• The problem:
Go through the entries below and copy each line containing the word "DUST".

• Information supplied:

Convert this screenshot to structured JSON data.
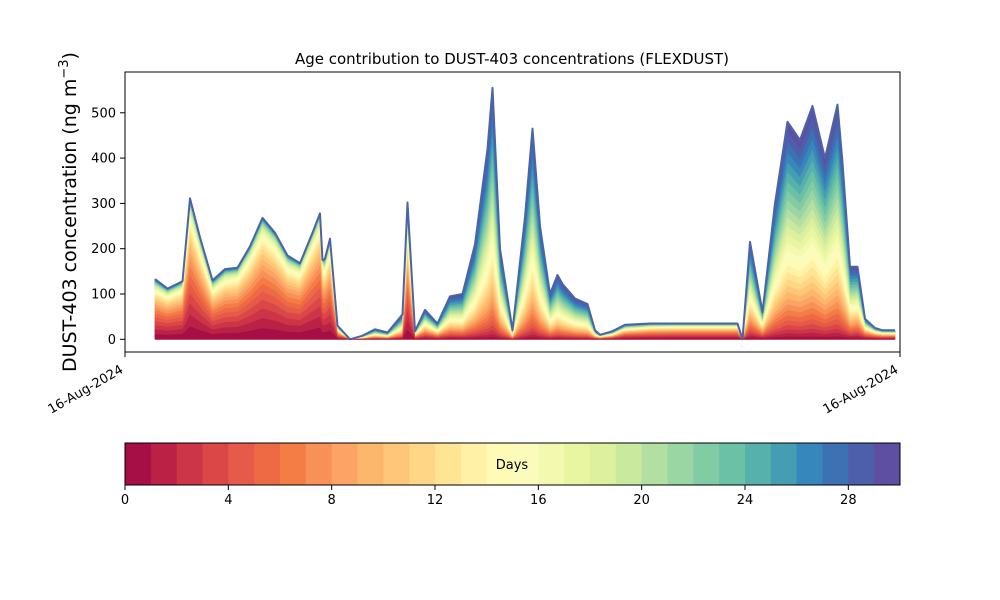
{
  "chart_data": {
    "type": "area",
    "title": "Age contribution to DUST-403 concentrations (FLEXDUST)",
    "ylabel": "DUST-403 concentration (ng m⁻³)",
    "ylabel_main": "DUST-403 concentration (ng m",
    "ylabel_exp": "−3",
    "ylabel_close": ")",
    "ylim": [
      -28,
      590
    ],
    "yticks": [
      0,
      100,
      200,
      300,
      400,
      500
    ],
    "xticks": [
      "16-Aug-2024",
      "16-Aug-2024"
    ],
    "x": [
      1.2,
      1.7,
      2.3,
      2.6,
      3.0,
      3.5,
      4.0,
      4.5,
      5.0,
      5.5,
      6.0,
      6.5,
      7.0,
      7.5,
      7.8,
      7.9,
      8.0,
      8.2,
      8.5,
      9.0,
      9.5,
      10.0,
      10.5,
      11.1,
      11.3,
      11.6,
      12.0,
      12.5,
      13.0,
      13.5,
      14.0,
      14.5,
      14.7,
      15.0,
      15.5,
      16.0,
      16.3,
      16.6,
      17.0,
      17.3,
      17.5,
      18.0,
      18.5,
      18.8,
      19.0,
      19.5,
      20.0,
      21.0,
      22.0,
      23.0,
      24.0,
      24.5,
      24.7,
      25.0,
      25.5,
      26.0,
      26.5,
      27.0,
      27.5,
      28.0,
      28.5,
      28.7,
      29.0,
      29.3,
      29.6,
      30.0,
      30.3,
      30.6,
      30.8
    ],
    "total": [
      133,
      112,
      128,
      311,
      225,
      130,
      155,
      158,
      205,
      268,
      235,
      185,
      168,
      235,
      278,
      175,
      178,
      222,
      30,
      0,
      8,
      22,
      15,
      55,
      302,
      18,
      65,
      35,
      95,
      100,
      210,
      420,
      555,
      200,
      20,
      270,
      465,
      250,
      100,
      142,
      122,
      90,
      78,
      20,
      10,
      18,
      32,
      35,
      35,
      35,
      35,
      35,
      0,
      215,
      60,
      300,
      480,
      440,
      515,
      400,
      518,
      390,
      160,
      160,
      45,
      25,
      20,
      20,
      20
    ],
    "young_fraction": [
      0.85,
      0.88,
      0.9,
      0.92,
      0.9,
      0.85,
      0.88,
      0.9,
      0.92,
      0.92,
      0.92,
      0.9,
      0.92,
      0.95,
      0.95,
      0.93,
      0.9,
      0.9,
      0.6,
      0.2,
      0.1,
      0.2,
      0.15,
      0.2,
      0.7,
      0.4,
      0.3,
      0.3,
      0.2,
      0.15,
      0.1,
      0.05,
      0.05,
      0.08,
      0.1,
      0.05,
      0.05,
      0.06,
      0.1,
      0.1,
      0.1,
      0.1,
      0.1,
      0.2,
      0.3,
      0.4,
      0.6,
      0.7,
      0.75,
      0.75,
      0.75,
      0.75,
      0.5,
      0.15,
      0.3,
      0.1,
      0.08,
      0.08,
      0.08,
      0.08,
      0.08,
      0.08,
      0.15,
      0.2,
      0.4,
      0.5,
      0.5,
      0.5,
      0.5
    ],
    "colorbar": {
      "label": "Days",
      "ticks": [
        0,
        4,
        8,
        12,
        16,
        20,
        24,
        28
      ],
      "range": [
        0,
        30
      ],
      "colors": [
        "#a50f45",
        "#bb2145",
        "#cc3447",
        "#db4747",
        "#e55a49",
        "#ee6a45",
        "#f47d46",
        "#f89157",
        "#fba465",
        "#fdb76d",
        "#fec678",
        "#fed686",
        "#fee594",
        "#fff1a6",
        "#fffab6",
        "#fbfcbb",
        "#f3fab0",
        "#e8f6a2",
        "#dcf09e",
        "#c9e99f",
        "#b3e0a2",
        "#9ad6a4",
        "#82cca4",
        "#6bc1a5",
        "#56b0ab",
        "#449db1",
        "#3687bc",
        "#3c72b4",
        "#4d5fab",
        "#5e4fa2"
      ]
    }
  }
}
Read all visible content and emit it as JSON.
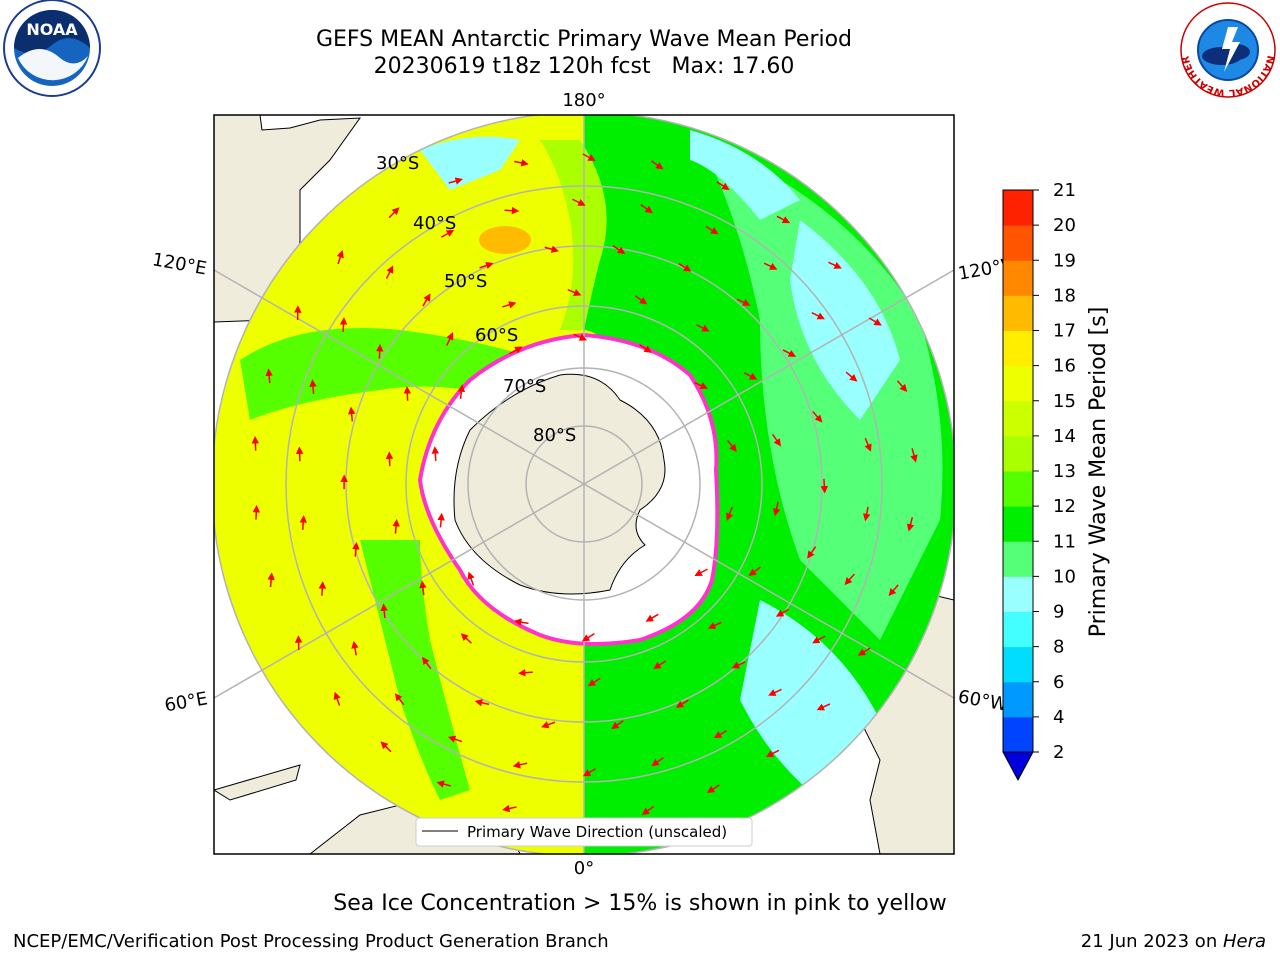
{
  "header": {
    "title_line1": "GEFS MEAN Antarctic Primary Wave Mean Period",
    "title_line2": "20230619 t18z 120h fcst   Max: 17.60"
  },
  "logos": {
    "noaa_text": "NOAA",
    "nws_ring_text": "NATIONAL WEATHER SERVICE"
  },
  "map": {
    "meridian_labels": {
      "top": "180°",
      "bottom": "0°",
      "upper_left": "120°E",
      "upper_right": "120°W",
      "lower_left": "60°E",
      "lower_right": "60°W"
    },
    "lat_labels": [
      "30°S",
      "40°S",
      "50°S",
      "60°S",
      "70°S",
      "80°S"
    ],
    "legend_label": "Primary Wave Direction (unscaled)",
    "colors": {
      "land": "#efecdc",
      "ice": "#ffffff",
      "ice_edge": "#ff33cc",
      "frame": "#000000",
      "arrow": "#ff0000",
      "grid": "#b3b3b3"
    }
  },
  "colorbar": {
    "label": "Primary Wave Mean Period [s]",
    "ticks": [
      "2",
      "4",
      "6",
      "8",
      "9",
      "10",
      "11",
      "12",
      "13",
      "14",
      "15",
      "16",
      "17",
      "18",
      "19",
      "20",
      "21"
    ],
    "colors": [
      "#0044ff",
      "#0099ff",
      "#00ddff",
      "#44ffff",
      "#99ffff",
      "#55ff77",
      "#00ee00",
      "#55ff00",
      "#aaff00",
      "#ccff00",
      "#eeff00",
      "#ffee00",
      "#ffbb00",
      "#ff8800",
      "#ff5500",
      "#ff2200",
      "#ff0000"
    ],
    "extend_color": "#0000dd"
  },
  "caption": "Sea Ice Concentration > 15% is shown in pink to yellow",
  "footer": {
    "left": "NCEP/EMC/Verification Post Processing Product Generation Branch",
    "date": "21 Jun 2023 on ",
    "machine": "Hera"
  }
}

• The output:
    "title": "Age contribution to DUST-403 concentrations (FLEXDUST)",
    "ylabel": "DUST-403 concentration (ng m⁻³)",
    "ylabel_main": "DUST-403 concentration (ng m",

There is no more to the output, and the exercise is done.